═════ Provided material ═════

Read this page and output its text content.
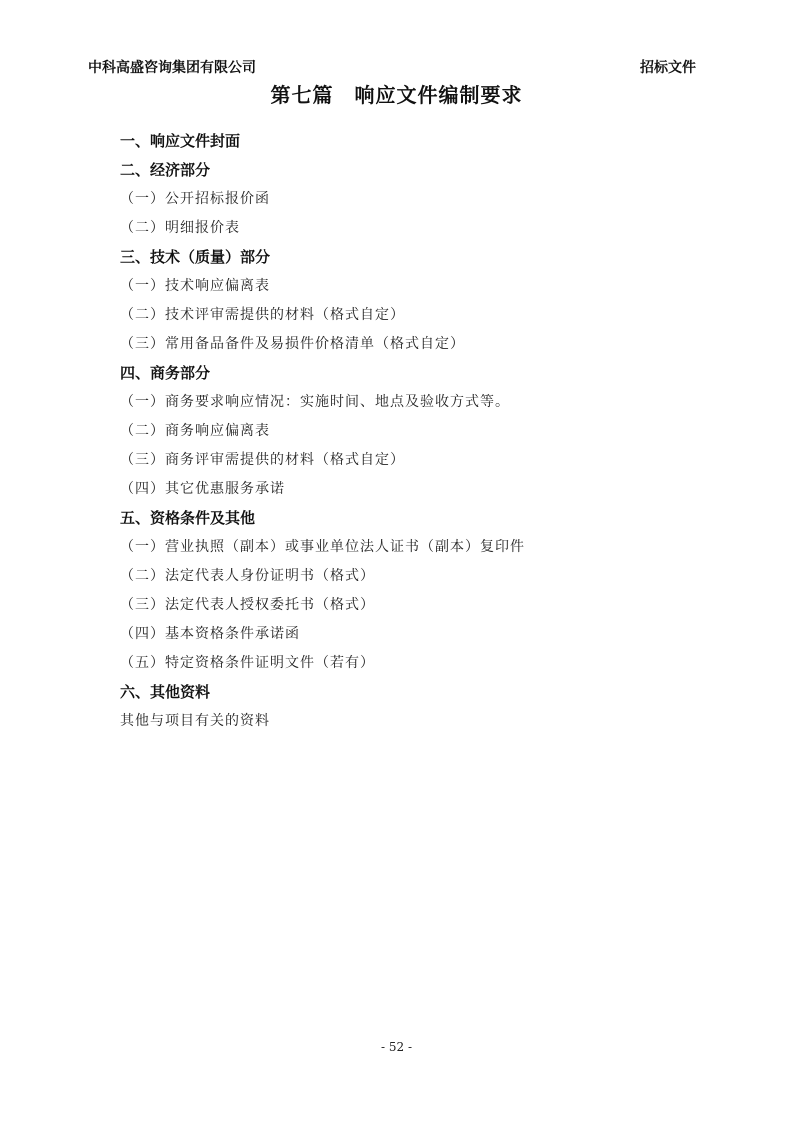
中科高盛咨询集团有限公司	招标文件
第七篇　响应文件编制要求
一、响应文件封面
二、经济部分
（一）公开招标报价函
（二）明细报价表
三、技术（质量）部分
（一）技术响应偏离表
（二）技术评审需提供的材料（格式自定）
（三）常用备品备件及易损件价格清单（格式自定）
四、商务部分
（一）商务要求响应情况：实施时间、地点及验收方式等。
（二）商务响应偏离表
（三）商务评审需提供的材料（格式自定）
（四）其它优惠服务承诺
五、资格条件及其他
（一）营业执照（副本）或事业单位法人证书（副本）复印件
（二）法定代表人身份证明书（格式）
（三）法定代表人授权委托书（格式）
（四）基本资格条件承诺函
（五）特定资格条件证明文件（若有）
六、其他资料
其他与项目有关的资料
- 52 -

═════

**Task objective:**
Work through the records above line by line and count those that hold the string "格式自定". Give only the result.

**Exercise solution:**
3